## BEGIN
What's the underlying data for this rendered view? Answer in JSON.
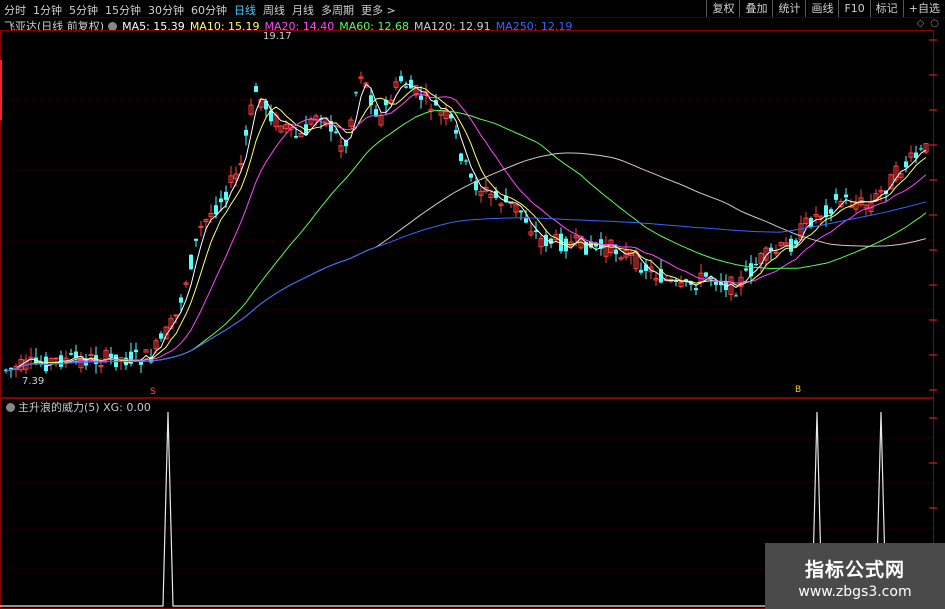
{
  "toolbar": {
    "periods": [
      "分时",
      "1分钟",
      "5分钟",
      "15分钟",
      "30分钟",
      "60分钟",
      "日线",
      "周线",
      "月线",
      "多周期",
      "更多 >"
    ],
    "active_period": "日线",
    "right_buttons": [
      "复权",
      "叠加",
      "统计",
      "画线",
      "F10",
      "标记",
      "+自选"
    ]
  },
  "stock": {
    "title": "飞亚达(日线 前复权)"
  },
  "ma_legend": [
    {
      "label": "MA5: 15.39",
      "color": "#ffffff"
    },
    {
      "label": "MA10: 15.19",
      "color": "#ffff66"
    },
    {
      "label": "MA20: 14.40",
      "color": "#ff44ff"
    },
    {
      "label": "MA60: 12.68",
      "color": "#55ff55"
    },
    {
      "label": "MA120: 12.91",
      "color": "#cccccc"
    },
    {
      "label": "MA250: 12.19",
      "color": "#3366ff"
    }
  ],
  "price_labels": {
    "high": "19.17",
    "low": "7.39"
  },
  "markers": {
    "s_marker": "S",
    "b_marker": "B"
  },
  "indicator": {
    "legend": "主升浪的威力(5)  XG: 0.00"
  },
  "watermark": {
    "title": "指标公式网",
    "url": "www.zbgs3.com"
  },
  "colors": {
    "up": "#ff4040",
    "down": "#54ffff",
    "grid": "#5a0000",
    "axis": "#8b0000"
  }
}
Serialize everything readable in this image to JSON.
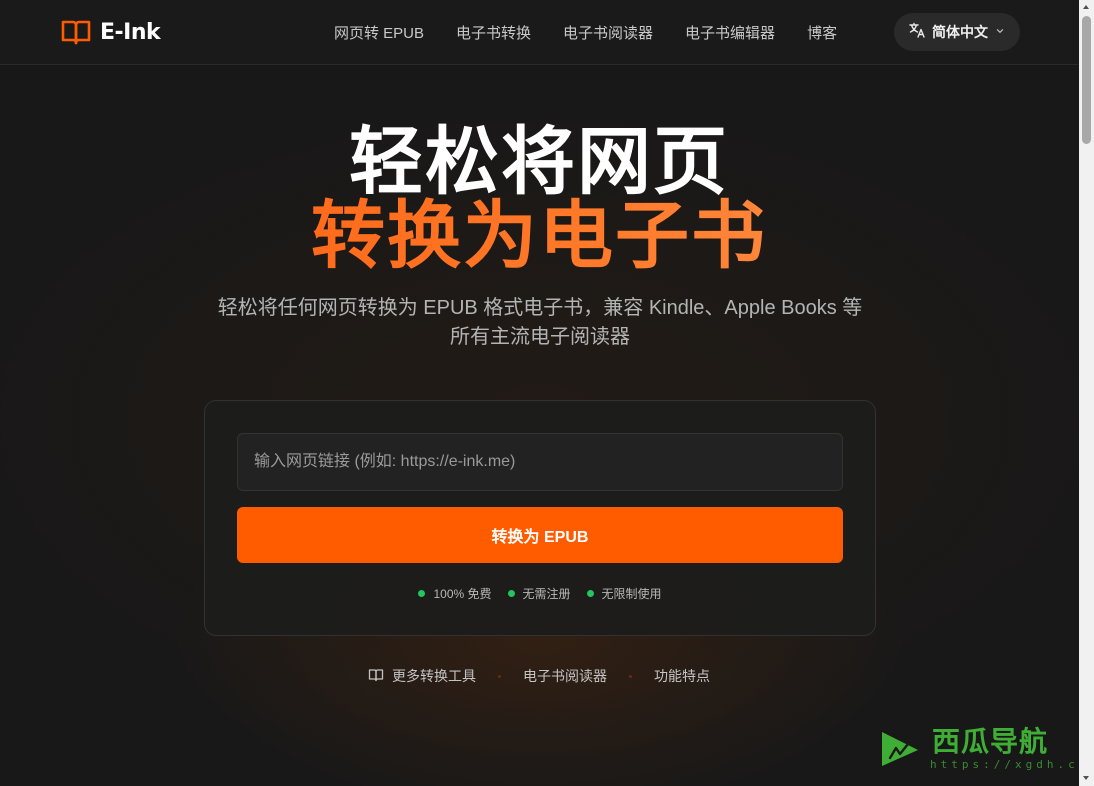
{
  "header": {
    "brand": "E-Ink",
    "nav": [
      {
        "label": "网页转 EPUB"
      },
      {
        "label": "电子书转换"
      },
      {
        "label": "电子书阅读器"
      },
      {
        "label": "电子书编辑器"
      },
      {
        "label": "博客"
      }
    ],
    "language": {
      "label": "简体中文"
    }
  },
  "hero": {
    "title_line1": "轻松将网页",
    "title_line2": "转换为电子书",
    "subtitle_line1": "轻松将任何网页转换为 EPUB 格式电子书，兼容 Kindle、Apple Books 等",
    "subtitle_line2": "所有主流电子阅读器"
  },
  "converter": {
    "url_placeholder": "输入网页链接 (例如: https://e-ink.me)",
    "url_value": "",
    "submit_label": "转换为 EPUB",
    "features": [
      {
        "label": "100% 免费"
      },
      {
        "label": "无需注册"
      },
      {
        "label": "无限制使用"
      }
    ]
  },
  "bottom_links": [
    {
      "label": "更多转换工具"
    },
    {
      "label": "电子书阅读器"
    },
    {
      "label": "功能特点"
    }
  ],
  "watermark": {
    "text": "西瓜导航",
    "url": "https://xgdh.cn"
  },
  "colors": {
    "accent": "#ff5c00",
    "background": "#181818",
    "feature_dot": "#22c55e",
    "watermark": "#3fae35"
  },
  "icons": {
    "brand": "open-book-icon",
    "language": "translate-icon",
    "dropdown": "chevron-down-icon",
    "more_tools": "book-icon"
  }
}
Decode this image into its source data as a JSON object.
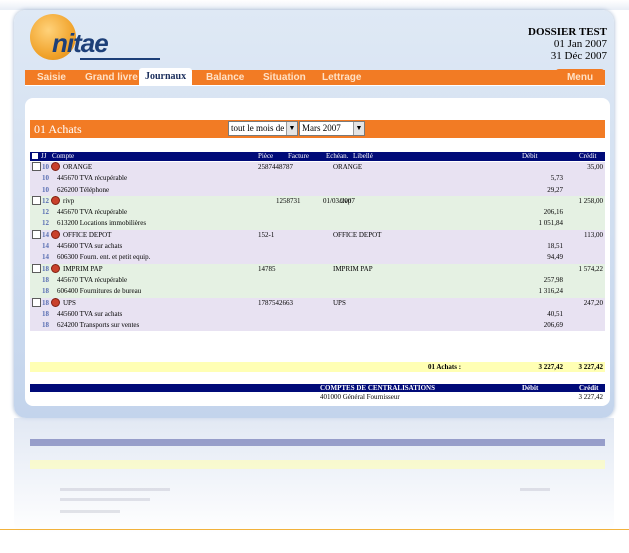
{
  "app": {
    "logo_text": "nitae"
  },
  "dossier": {
    "title": "DOSSIER TEST",
    "date_start": "01 Jan 2007",
    "date_end": "31 Déc 2007"
  },
  "nav": {
    "tabs": [
      "Saisie",
      "Grand livre",
      "Journaux",
      "Balance",
      "Situation",
      "Lettrage"
    ],
    "active": "Journaux",
    "menu": "Menu"
  },
  "journal": {
    "title": "01 Achats",
    "period_select": "tout le mois de",
    "month_select": "Mars 2007"
  },
  "table": {
    "headers": {
      "jj": "JJ",
      "compte": "Compte",
      "piece": "Pièce",
      "facture": "Facture",
      "echeance": "Echéan.",
      "libelle": "Libellé",
      "debit": "Débit",
      "credit": "Crédit"
    },
    "rows": [
      {
        "jj": "10",
        "compte": "ORANGE",
        "piece": "",
        "facture": "2587448787",
        "echeance": "",
        "libelle": "ORANGE",
        "debit": "",
        "credit": "35,00",
        "head": true,
        "group": 1
      },
      {
        "jj": "10",
        "compte": "445670 TVA récupérable",
        "piece": "",
        "facture": "",
        "echeance": "",
        "libelle": "",
        "debit": "5,73",
        "credit": "",
        "head": false,
        "group": 1
      },
      {
        "jj": "10",
        "compte": "626200 Téléphone",
        "piece": "",
        "facture": "",
        "echeance": "",
        "libelle": "",
        "debit": "29,27",
        "credit": "",
        "head": false,
        "group": 1
      },
      {
        "jj": "12",
        "compte": "rivp",
        "piece": "",
        "facture": "1258731",
        "echeance": "01/03/2007",
        "libelle": "rivp",
        "debit": "",
        "credit": "1 258,00",
        "head": true,
        "group": 2
      },
      {
        "jj": "12",
        "compte": "445670 TVA récupérable",
        "piece": "",
        "facture": "",
        "echeance": "",
        "libelle": "",
        "debit": "206,16",
        "credit": "",
        "head": false,
        "group": 2
      },
      {
        "jj": "12",
        "compte": "613200 Locations immobilières",
        "piece": "",
        "facture": "",
        "echeance": "",
        "libelle": "",
        "debit": "1 051,84",
        "credit": "",
        "head": false,
        "group": 2
      },
      {
        "jj": "14",
        "compte": "OFFICE DEPOT",
        "piece": "",
        "facture": "152-1",
        "echeance": "",
        "libelle": "OFFICE DEPOT",
        "debit": "",
        "credit": "113,00",
        "head": true,
        "group": 1
      },
      {
        "jj": "14",
        "compte": "445600 TVA sur achats",
        "piece": "",
        "facture": "",
        "echeance": "",
        "libelle": "",
        "debit": "18,51",
        "credit": "",
        "head": false,
        "group": 1
      },
      {
        "jj": "14",
        "compte": "606300 Fourn. ent. et petit equip.",
        "piece": "",
        "facture": "",
        "echeance": "",
        "libelle": "",
        "debit": "94,49",
        "credit": "",
        "head": false,
        "group": 1
      },
      {
        "jj": "18",
        "compte": "IMPRIM PAP",
        "piece": "",
        "facture": "14785",
        "echeance": "",
        "libelle": "IMPRIM PAP",
        "debit": "",
        "credit": "1 574,22",
        "head": true,
        "group": 2
      },
      {
        "jj": "18",
        "compte": "445670 TVA récupérable",
        "piece": "",
        "facture": "",
        "echeance": "",
        "libelle": "",
        "debit": "257,98",
        "credit": "",
        "head": false,
        "group": 2
      },
      {
        "jj": "18",
        "compte": "606400 Fournitures de bureau",
        "piece": "",
        "facture": "",
        "echeance": "",
        "libelle": "",
        "debit": "1 316,24",
        "credit": "",
        "head": false,
        "group": 2
      },
      {
        "jj": "18",
        "compte": "UPS",
        "piece": "",
        "facture": "1787542663",
        "echeance": "",
        "libelle": "UPS",
        "debit": "",
        "credit": "247,20",
        "head": true,
        "group": 1
      },
      {
        "jj": "18",
        "compte": "445600 TVA sur achats",
        "piece": "",
        "facture": "",
        "echeance": "",
        "libelle": "",
        "debit": "40,51",
        "credit": "",
        "head": false,
        "group": 1
      },
      {
        "jj": "18",
        "compte": "624200 Transports sur ventes",
        "piece": "",
        "facture": "",
        "echeance": "",
        "libelle": "",
        "debit": "206,69",
        "credit": "",
        "head": false,
        "group": 1
      }
    ],
    "total": {
      "label": "01 Achats :",
      "debit": "3 227,42",
      "credit": "3 227,42"
    }
  },
  "centralisation": {
    "header": "COMPTES DE CENTRALISATIONS",
    "debit_label": "Débit",
    "credit_label": "Crédit",
    "line": {
      "compte": "401000 Général Fournisseur",
      "debit": "",
      "credit": "3 227,42"
    }
  }
}
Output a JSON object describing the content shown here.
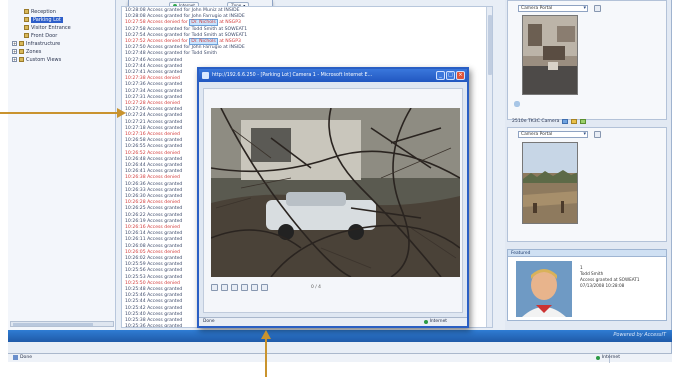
{
  "popup": {
    "left_button": "Internet",
    "right_button": "Zone"
  },
  "sidebar": {
    "items": [
      {
        "label": "Reception",
        "selected": false,
        "indent": 1,
        "expander": ""
      },
      {
        "label": "Parking Lot",
        "selected": true,
        "indent": 1,
        "expander": ""
      },
      {
        "label": "Visitor Entrance",
        "selected": false,
        "indent": 1,
        "expander": ""
      },
      {
        "label": "Front Door",
        "selected": false,
        "indent": 1,
        "expander": ""
      },
      {
        "label": "Infrastructure",
        "selected": false,
        "indent": 0,
        "expander": "+"
      },
      {
        "label": "Zones",
        "selected": false,
        "indent": 0,
        "expander": "+"
      },
      {
        "label": "Custom Views",
        "selected": false,
        "indent": 0,
        "expander": "+"
      }
    ]
  },
  "log": {
    "rows": [
      {
        "text": "10:28:08 Access granted for John Muniz at INSIDE",
        "alert": false
      },
      {
        "text": "10:28:08 Access granted for John Farrugio at INSIDE",
        "alert": false
      },
      {
        "text": "10:27:58 Access denied for ",
        "hl": "Dr. Nichols",
        "tail": " at NSGP3",
        "alert": true
      },
      {
        "text": "10:27:58 Access granted for Todd Smith at SOWEAT1",
        "alert": false
      },
      {
        "text": "10:27:54 Access granted for Todd Smith at SOWEAT1",
        "alert": false
      },
      {
        "text": "10:27:52 Access denied for ",
        "hl": "Dr. Nichols",
        "tail": " at NSGP3",
        "alert": true
      },
      {
        "text": "10:27:50 Access granted for John Farrugio at INSIDE",
        "alert": false
      },
      {
        "text": "10:27:48 Access granted for Todd Smith",
        "alert": false
      },
      {
        "text": "10:27:46 Access granted",
        "alert": false
      },
      {
        "text": "10:27:44 Access granted",
        "alert": false
      },
      {
        "text": "10:27:41 Access granted",
        "alert": false
      },
      {
        "text": "10:27:38 Access denied",
        "alert": true
      },
      {
        "text": "10:27:36 Access granted",
        "alert": false
      },
      {
        "text": "10:27:34 Access granted",
        "alert": false
      },
      {
        "text": "10:27:31 Access granted",
        "alert": false
      },
      {
        "text": "10:27:28 Access denied",
        "alert": true
      },
      {
        "text": "10:27:26 Access granted",
        "alert": false
      },
      {
        "text": "10:27:24 Access granted",
        "alert": false
      },
      {
        "text": "10:27:21 Access granted",
        "alert": false
      },
      {
        "text": "10:27:18 Access granted",
        "alert": false
      },
      {
        "text": "10:27:16 Access denied",
        "alert": true
      },
      {
        "text": "10:26:58 Access granted",
        "alert": false
      },
      {
        "text": "10:26:55 Access granted",
        "alert": false
      },
      {
        "text": "10:26:52 Access denied",
        "alert": true
      },
      {
        "text": "10:26:48 Access granted",
        "alert": false
      },
      {
        "text": "10:26:44 Access granted",
        "alert": false
      },
      {
        "text": "10:26:41 Access granted",
        "alert": false
      },
      {
        "text": "10:26:38 Access denied",
        "alert": true
      },
      {
        "text": "10:26:36 Access granted",
        "alert": false
      },
      {
        "text": "10:26:33 Access granted",
        "alert": false
      },
      {
        "text": "10:26:30 Access granted",
        "alert": false
      },
      {
        "text": "10:26:28 Access denied",
        "alert": true
      },
      {
        "text": "10:26:25 Access granted",
        "alert": false
      },
      {
        "text": "10:26:22 Access granted",
        "alert": false
      },
      {
        "text": "10:26:19 Access granted",
        "alert": false
      },
      {
        "text": "10:26:16 Access denied",
        "alert": true
      },
      {
        "text": "10:26:14 Access granted",
        "alert": false
      },
      {
        "text": "10:26:11 Access granted",
        "alert": false
      },
      {
        "text": "10:26:08 Access granted",
        "alert": false
      },
      {
        "text": "10:26:05 Access denied",
        "alert": true
      },
      {
        "text": "10:26:02 Access granted",
        "alert": false
      },
      {
        "text": "10:25:59 Access granted",
        "alert": false
      },
      {
        "text": "10:25:56 Access granted",
        "alert": false
      },
      {
        "text": "10:25:53 Access granted",
        "alert": false
      },
      {
        "text": "10:25:50 Access denied",
        "alert": true
      },
      {
        "text": "10:25:48 Access granted",
        "alert": false
      },
      {
        "text": "10:25:46 Access granted",
        "alert": false
      },
      {
        "text": "10:25:44 Access granted",
        "alert": false
      },
      {
        "text": "10:25:42 Access granted",
        "alert": false
      },
      {
        "text": "10:25:40 Access granted",
        "alert": false
      },
      {
        "text": "10:25:38 Access granted",
        "alert": false
      },
      {
        "text": "10:25:36 Access granted",
        "alert": false
      }
    ]
  },
  "right_panel": {
    "camera1_select": "Camera Portal",
    "camera2_label": "2510e TK3C Camera",
    "camera2_select": "Camera Portal"
  },
  "person_card": {
    "header": "Featured",
    "id": "1",
    "name": "Todd Smith",
    "line1": "Access granted at SOWEAT1",
    "line2": "07/13/2008 10:28:08"
  },
  "video_window": {
    "title": "http://192.6.6.250 - [Parking Lot] Camera 1 - Microsoft Internet E...",
    "status_left": "Done",
    "status_right": "Internet",
    "counter": "0 / 4"
  },
  "statusbar": {
    "left": "Done",
    "right": "Internet"
  },
  "brand": "Powered by AccessIT"
}
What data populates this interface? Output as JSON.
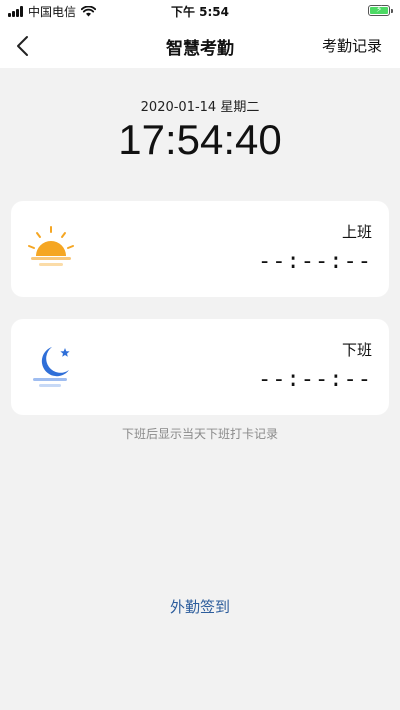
{
  "status_bar": {
    "carrier": "中国电信",
    "time": "下午 5:54",
    "icons": [
      "signal-icon",
      "wifi-icon",
      "battery-charging-icon"
    ]
  },
  "nav": {
    "title": "智慧考勤",
    "action_label": "考勤记录",
    "back_icon": "chevron-left-icon"
  },
  "datetime": {
    "date": "2020-01-14 星期二",
    "clock": "17:54:40"
  },
  "cards": [
    {
      "label": "上班",
      "time": "--:--:--",
      "icon": "sunrise-icon",
      "accent": "#f5a623"
    },
    {
      "label": "下班",
      "time": "--:--:--",
      "icon": "moon-icon",
      "accent": "#2f6fd8"
    }
  ],
  "hint": "下班后显示当天下班打卡记录",
  "outside_signin_label": "外勤签到"
}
## END
* TASK OBJECTIVE:
Locate all lines in the listing above with the word "image". Copy them.

* RESPONSE FOR THIS EXERCISE:
Serialize everything readable in this image to JSON.
Decode this image into its source data as a JSON object.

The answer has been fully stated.